"""
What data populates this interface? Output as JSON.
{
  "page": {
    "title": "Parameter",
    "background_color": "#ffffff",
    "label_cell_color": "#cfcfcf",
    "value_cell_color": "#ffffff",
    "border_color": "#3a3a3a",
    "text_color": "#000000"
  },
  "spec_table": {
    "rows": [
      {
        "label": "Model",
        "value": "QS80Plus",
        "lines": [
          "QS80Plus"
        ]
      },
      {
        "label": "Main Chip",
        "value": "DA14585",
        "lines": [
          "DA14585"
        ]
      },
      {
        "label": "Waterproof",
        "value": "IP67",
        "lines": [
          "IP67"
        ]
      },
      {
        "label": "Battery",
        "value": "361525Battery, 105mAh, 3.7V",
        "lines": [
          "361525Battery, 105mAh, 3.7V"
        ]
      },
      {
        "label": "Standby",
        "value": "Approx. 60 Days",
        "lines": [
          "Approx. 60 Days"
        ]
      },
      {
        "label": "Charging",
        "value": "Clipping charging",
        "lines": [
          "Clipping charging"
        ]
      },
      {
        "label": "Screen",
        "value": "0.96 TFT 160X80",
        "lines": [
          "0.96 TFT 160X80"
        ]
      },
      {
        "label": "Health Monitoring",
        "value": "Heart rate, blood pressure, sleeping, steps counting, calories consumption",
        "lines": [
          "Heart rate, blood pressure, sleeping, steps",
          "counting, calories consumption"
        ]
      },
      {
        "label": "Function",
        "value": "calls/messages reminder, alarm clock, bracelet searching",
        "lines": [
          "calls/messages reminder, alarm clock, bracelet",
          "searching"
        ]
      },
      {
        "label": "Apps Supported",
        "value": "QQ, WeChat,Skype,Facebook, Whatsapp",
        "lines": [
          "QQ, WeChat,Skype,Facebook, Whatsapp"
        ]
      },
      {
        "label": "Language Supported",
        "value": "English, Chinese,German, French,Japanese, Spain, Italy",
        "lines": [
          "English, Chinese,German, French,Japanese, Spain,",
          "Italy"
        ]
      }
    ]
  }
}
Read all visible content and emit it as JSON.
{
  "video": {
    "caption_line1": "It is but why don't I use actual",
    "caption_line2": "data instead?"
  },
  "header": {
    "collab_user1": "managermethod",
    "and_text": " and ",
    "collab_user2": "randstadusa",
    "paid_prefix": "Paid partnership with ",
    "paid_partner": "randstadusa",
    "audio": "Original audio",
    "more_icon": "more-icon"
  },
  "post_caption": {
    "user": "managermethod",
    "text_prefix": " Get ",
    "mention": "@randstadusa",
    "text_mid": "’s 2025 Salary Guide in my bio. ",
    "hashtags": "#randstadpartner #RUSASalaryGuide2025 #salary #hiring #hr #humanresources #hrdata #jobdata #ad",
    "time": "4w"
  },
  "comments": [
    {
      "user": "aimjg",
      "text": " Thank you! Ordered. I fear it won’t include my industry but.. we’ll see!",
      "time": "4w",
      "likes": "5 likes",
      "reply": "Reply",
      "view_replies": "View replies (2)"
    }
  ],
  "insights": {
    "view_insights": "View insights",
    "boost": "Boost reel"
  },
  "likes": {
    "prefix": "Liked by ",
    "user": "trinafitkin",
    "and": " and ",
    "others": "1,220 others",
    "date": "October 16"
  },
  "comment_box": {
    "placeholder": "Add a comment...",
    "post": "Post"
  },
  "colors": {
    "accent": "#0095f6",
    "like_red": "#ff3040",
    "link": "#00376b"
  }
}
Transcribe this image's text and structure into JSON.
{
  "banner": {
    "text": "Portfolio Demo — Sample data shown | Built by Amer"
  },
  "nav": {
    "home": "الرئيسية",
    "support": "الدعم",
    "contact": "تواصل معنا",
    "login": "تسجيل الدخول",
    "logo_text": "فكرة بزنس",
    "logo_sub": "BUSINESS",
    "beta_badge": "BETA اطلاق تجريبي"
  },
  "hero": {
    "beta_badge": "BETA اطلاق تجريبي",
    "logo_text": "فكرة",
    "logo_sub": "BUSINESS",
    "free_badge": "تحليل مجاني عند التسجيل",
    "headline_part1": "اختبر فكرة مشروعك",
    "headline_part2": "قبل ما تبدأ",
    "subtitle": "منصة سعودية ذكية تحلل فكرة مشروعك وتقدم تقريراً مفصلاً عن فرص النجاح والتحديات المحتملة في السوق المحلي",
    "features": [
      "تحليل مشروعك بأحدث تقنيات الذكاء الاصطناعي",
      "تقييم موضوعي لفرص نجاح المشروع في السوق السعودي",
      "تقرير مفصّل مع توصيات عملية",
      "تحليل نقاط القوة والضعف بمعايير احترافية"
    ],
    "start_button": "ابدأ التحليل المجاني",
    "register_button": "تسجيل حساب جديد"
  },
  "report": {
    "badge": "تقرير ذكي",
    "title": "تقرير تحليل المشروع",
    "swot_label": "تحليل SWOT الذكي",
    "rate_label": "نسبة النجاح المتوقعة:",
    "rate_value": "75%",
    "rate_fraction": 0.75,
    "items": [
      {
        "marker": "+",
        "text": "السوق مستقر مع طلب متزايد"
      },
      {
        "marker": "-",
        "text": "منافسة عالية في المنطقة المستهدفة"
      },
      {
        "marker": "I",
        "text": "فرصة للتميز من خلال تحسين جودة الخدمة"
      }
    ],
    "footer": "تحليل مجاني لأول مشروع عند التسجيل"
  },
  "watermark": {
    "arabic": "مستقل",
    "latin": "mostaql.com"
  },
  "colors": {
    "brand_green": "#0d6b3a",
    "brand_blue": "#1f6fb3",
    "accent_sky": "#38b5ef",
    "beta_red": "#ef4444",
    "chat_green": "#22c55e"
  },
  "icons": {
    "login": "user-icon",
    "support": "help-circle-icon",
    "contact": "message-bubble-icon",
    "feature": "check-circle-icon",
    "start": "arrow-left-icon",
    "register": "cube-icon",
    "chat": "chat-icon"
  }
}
"""
What you have to do: Print every record exactly as it was given.

Written reply:
What data populates this interface? Output as JSON.
{
  "page": {
    "title": "Parameter",
    "background_color": "#ffffff",
    "label_cell_color": "#cfcfcf",
    "value_cell_color": "#ffffff",
    "border_color": "#3a3a3a",
    "text_color": "#000000"
  },
  "spec_table": {
    "rows": [
      {
        "label": "Model",
        "value": "QS80Plus",
        "lines": [
          "QS80Plus"
        ]
      },
      {
        "label": "Main Chip",
        "value": "DA14585",
        "lines": [
          "DA14585"
        ]
      },
      {
        "label": "Waterproof",
        "value": "IP67",
        "lines": [
          "IP67"
        ]
      },
      {
        "label": "Battery",
        "value": "361525Battery, 105mAh, 3.7V",
        "lines": [
          "361525Battery, 105mAh, 3.7V"
        ]
      },
      {
        "label": "Standby",
        "value": "Approx. 60 Days",
        "lines": [
          "Approx. 60 Days"
        ]
      },
      {
        "label": "Charging",
        "value": "Clipping charging",
        "lines": [
          "Clipping charging"
        ]
      },
      {
        "label": "Screen",
        "value": "0.96 TFT 160X80",
        "lines": [
          "0.96 TFT 160X80"
        ]
      },
      {
        "label": "Health Monitoring",
        "value": "Heart rate, blood pressure, sleeping, steps counting, calories consumption",
        "lines": [
          "Heart rate, blood pressure, sleeping, steps",
          "counting, calories consumption"
        ]
      },
      {
        "label": "Function",
        "value": "calls/messages reminder, alarm clock, bracelet searching",
        "lines": [
          "calls/messages reminder, alarm clock, bracelet",
          "searching"
        ]
      },
      {
        "label": "Apps Supported",
        "value": "QQ, WeChat,Skype,Facebook, Whatsapp",
        "lines": [
          "QQ, WeChat,Skype,Facebook, Whatsapp"
        ]
      },
      {
        "label": "Language Supported",
        "value": "English, Chinese,German, French,Japanese, Spain, Italy",
        "lines": [
          "English, Chinese,German, French,Japanese, Spain,",
          "Italy"
        ]
      }
    ]
  }
}
Read all visible content and emit it as JSON.
{
  "video": {
    "caption_line1": "It is but why don't I use actual",
    "caption_line2": "data instead?"
  },
  "header": {
    "collab_user1": "managermethod",
    "and_text": " and ",
    "collab_user2": "randstadusa",
    "paid_prefix": "Paid partnership with ",
    "paid_partner": "randstadusa",
    "audio": "Original audio",
    "more_icon": "more-icon"
  },
  "post_caption": {
    "user": "managermethod",
    "text_prefix": " Get ",
    "mention": "@randstadusa",
    "text_mid": "’s 2025 Salary Guide in my bio. ",
    "hashtags": "#randstadpartner #RUSASalaryGuide2025 #salary #hiring #hr #humanresources #hrdata #jobdata #ad",
    "time": "4w"
  },
  "comments": [
    {
      "user": "aimjg",
      "text": " Thank you! Ordered. I fear it won’t include my industry but.. we’ll see!",
      "time": "4w",
      "likes": "5 likes",
      "reply": "Reply",
      "view_replies": "View replies (2)"
    }
  ],
  "insights": {
    "view_insights": "View insights",
    "boost": "Boost reel"
  },
  "likes": {
    "prefix": "Liked by ",
    "user": "trinafitkin",
    "and": " and ",
    "others": "1,220 others",
    "date": "October 16"
  },
  "comment_box": {
    "placeholder": "Add a comment...",
    "post": "Post"
  },
  "colors": {
    "accent": "#0095f6",
    "like_red": "#ff3040",
    "link": "#00376b"
  }
}
Transcribe this image's text and structure into JSON.
{
  "banner": {
    "text": "Portfolio Demo — Sample data shown | Built by Amer"
  },
  "nav": {
    "home": "الرئيسية",
    "support": "الدعم",
    "contact": "تواصل معنا",
    "login": "تسجيل الدخول",
    "logo_text": "فكرة بزنس",
    "logo_sub": "BUSINESS",
    "beta_badge": "BETA اطلاق تجريبي"
  },
  "hero": {
    "beta_badge": "BETA اطلاق تجريبي",
    "logo_text": "فكرة",
    "logo_sub": "BUSINESS",
    "free_badge": "تحليل مجاني عند التسجيل",
    "headline_part1": "اختبر فكرة مشروعك",
    "headline_part2": "قبل ما تبدأ",
    "subtitle": "منصة سعودية ذكية تحلل فكرة مشروعك وتقدم تقريراً مفصلاً عن فرص النجاح والتحديات المحتملة في السوق المحلي",
    "features": [
      "تحليل مشروعك بأحدث تقنيات الذكاء الاصطناعي",
      "تقييم موضوعي لفرص نجاح المشروع في السوق السعودي",
      "تقرير مفصّل مع توصيات عملية",
      "تحليل نقاط القوة والضعف بمعايير احترافية"
    ],
    "start_button": "ابدأ التحليل المجاني",
    "register_button": "تسجيل حساب جديد"
  },
  "report": {
    "badge": "تقرير ذكي",
    "title": "تقرير تحليل المشروع",
    "swot_label": "تحليل SWOT الذكي",
    "rate_label": "نسبة النجاح المتوقعة:",
    "rate_value": "75%",
    "rate_fraction": 0.75,
    "items": [
      {
        "marker": "+",
        "text": "السوق مستقر مع طلب متزايد"
      },
      {
        "marker": "-",
        "text": "منافسة عالية في المنطقة المستهدفة"
      },
      {
        "marker": "I",
        "text": "فرصة للتميز من خلال تحسين جودة الخدمة"
      }
    ],
    "footer": "تحليل مجاني لأول مشروع عند التسجيل"
  },
  "watermark": {
    "arabic": "مستقل",
    "latin": "mostaql.com"
  },
  "colors": {
    "brand_green": "#0d6b3a",
    "brand_blue": "#1f6fb3",
    "accent_sky": "#38b5ef",
    "beta_red": "#ef4444",
    "chat_green": "#22c55e"
  },
  "icons": {
    "login": "user-icon",
    "support": "help-circle-icon",
    "contact": "message-bubble-icon",
    "feature": "check-circle-icon",
    "start": "arrow-left-icon",
    "register": "cube-icon",
    "chat": "chat-icon"
  }
}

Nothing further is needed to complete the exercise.